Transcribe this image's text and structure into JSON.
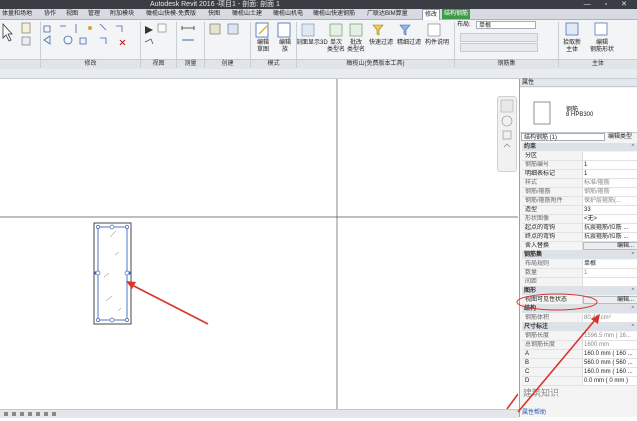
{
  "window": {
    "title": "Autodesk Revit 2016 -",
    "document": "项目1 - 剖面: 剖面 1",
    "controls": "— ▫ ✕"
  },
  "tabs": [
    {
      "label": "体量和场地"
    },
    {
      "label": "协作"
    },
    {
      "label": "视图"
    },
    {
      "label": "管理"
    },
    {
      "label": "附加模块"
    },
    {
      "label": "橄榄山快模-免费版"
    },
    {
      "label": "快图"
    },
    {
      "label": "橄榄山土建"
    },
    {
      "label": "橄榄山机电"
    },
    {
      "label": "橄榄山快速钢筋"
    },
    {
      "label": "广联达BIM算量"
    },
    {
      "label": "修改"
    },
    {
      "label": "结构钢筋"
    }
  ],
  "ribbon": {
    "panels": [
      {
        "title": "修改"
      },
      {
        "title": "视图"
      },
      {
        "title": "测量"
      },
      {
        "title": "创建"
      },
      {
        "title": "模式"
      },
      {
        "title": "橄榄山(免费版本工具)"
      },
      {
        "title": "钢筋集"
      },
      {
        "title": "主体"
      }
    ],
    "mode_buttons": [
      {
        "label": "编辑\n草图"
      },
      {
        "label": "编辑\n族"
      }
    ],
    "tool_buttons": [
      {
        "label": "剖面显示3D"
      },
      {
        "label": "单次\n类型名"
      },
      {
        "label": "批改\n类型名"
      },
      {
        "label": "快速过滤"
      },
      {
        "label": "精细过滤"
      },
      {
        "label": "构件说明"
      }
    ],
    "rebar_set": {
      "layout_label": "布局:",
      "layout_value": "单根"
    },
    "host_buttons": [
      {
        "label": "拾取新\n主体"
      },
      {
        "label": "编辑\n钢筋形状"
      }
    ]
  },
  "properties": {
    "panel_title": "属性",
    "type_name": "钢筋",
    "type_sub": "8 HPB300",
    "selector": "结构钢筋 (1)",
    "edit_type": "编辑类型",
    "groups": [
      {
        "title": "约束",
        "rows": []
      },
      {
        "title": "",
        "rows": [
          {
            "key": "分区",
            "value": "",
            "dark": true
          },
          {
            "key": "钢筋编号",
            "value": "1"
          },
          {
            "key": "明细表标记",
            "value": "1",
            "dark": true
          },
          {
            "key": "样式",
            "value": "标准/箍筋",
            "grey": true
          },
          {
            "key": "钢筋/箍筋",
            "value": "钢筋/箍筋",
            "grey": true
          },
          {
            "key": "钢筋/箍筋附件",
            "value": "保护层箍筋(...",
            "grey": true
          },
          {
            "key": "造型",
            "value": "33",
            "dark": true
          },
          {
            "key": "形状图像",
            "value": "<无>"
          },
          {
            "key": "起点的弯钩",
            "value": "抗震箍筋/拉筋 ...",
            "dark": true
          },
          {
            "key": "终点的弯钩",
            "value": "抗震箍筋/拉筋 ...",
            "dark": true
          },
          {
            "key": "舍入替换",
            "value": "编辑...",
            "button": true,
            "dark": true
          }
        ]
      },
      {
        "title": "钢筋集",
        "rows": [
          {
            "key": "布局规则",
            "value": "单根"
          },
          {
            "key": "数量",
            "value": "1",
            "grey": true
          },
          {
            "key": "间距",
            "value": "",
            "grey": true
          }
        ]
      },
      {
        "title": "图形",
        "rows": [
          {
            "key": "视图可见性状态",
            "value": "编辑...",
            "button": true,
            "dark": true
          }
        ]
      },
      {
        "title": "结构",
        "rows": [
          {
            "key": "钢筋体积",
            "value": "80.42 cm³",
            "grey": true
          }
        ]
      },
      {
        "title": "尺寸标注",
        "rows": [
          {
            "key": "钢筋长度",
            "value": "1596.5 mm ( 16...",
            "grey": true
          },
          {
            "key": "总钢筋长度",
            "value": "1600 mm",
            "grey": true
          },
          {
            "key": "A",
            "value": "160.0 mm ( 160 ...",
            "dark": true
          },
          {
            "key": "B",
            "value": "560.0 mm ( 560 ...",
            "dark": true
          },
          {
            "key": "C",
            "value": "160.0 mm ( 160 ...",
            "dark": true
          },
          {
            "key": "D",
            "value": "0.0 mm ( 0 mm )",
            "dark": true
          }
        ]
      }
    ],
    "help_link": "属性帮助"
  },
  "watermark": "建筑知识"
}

☆ ☆ ☆ ☆ ☆

# [What you have to do]
Set the listing down in full and exactly. Pictures within it should not appear in the copy.

# [Result]
Transcribe this image's text and structure into JSON.
{
  "window": {
    "title": "Autodesk Revit 2016 -",
    "document": "项目1 - 剖面: 剖面 1",
    "controls": "— ▫ ✕"
  },
  "tabs": [
    {
      "label": "体量和场地"
    },
    {
      "label": "协作"
    },
    {
      "label": "视图"
    },
    {
      "label": "管理"
    },
    {
      "label": "附加模块"
    },
    {
      "label": "橄榄山快模-免费版"
    },
    {
      "label": "快图"
    },
    {
      "label": "橄榄山土建"
    },
    {
      "label": "橄榄山机电"
    },
    {
      "label": "橄榄山快速钢筋"
    },
    {
      "label": "广联达BIM算量"
    },
    {
      "label": "修改"
    },
    {
      "label": "结构钢筋"
    }
  ],
  "ribbon": {
    "panels": [
      {
        "title": "修改"
      },
      {
        "title": "视图"
      },
      {
        "title": "测量"
      },
      {
        "title": "创建"
      },
      {
        "title": "模式"
      },
      {
        "title": "橄榄山(免费版本工具)"
      },
      {
        "title": "钢筋集"
      },
      {
        "title": "主体"
      }
    ],
    "mode_buttons": [
      {
        "label": "编辑\n草图"
      },
      {
        "label": "编辑\n族"
      }
    ],
    "tool_buttons": [
      {
        "label": "剖面显示3D"
      },
      {
        "label": "单次\n类型名"
      },
      {
        "label": "批改\n类型名"
      },
      {
        "label": "快速过滤"
      },
      {
        "label": "精细过滤"
      },
      {
        "label": "构件说明"
      }
    ],
    "rebar_set": {
      "layout_label": "布局:",
      "layout_value": "单根"
    },
    "host_buttons": [
      {
        "label": "拾取新\n主体"
      },
      {
        "label": "编辑\n钢筋形状"
      }
    ]
  },
  "properties": {
    "panel_title": "属性",
    "type_name": "钢筋",
    "type_sub": "8 HPB300",
    "selector": "结构钢筋 (1)",
    "edit_type": "编辑类型",
    "groups": [
      {
        "title": "约束",
        "rows": []
      },
      {
        "title": "",
        "rows": [
          {
            "key": "分区",
            "value": "",
            "dark": true
          },
          {
            "key": "钢筋编号",
            "value": "1"
          },
          {
            "key": "明细表标记",
            "value": "1",
            "dark": true
          },
          {
            "key": "样式",
            "value": "标准/箍筋",
            "grey": true
          },
          {
            "key": "钢筋/箍筋",
            "value": "钢筋/箍筋",
            "grey": true
          },
          {
            "key": "钢筋/箍筋附件",
            "value": "保护层箍筋(...",
            "grey": true
          },
          {
            "key": "造型",
            "value": "33",
            "dark": true
          },
          {
            "key": "形状图像",
            "value": "<无>"
          },
          {
            "key": "起点的弯钩",
            "value": "抗震箍筋/拉筋 ...",
            "dark": true
          },
          {
            "key": "终点的弯钩",
            "value": "抗震箍筋/拉筋 ...",
            "dark": true
          },
          {
            "key": "舍入替换",
            "value": "编辑...",
            "button": true,
            "dark": true
          }
        ]
      },
      {
        "title": "钢筋集",
        "rows": [
          {
            "key": "布局规则",
            "value": "单根"
          },
          {
            "key": "数量",
            "value": "1",
            "grey": true
          },
          {
            "key": "间距",
            "value": "",
            "grey": true
          }
        ]
      },
      {
        "title": "图形",
        "rows": [
          {
            "key": "视图可见性状态",
            "value": "编辑...",
            "button": true,
            "dark": true
          }
        ]
      },
      {
        "title": "结构",
        "rows": [
          {
            "key": "钢筋体积",
            "value": "80.42 cm³",
            "grey": true
          }
        ]
      },
      {
        "title": "尺寸标注",
        "rows": [
          {
            "key": "钢筋长度",
            "value": "1596.5 mm ( 16...",
            "grey": true
          },
          {
            "key": "总钢筋长度",
            "value": "1600 mm",
            "grey": true
          },
          {
            "key": "A",
            "value": "160.0 mm ( 160 ...",
            "dark": true
          },
          {
            "key": "B",
            "value": "560.0 mm ( 560 ...",
            "dark": true
          },
          {
            "key": "C",
            "value": "160.0 mm ( 160 ...",
            "dark": true
          },
          {
            "key": "D",
            "value": "0.0 mm ( 0 mm )",
            "dark": true
          }
        ]
      }
    ],
    "help_link": "属性帮助"
  },
  "watermark": "建筑知识"
}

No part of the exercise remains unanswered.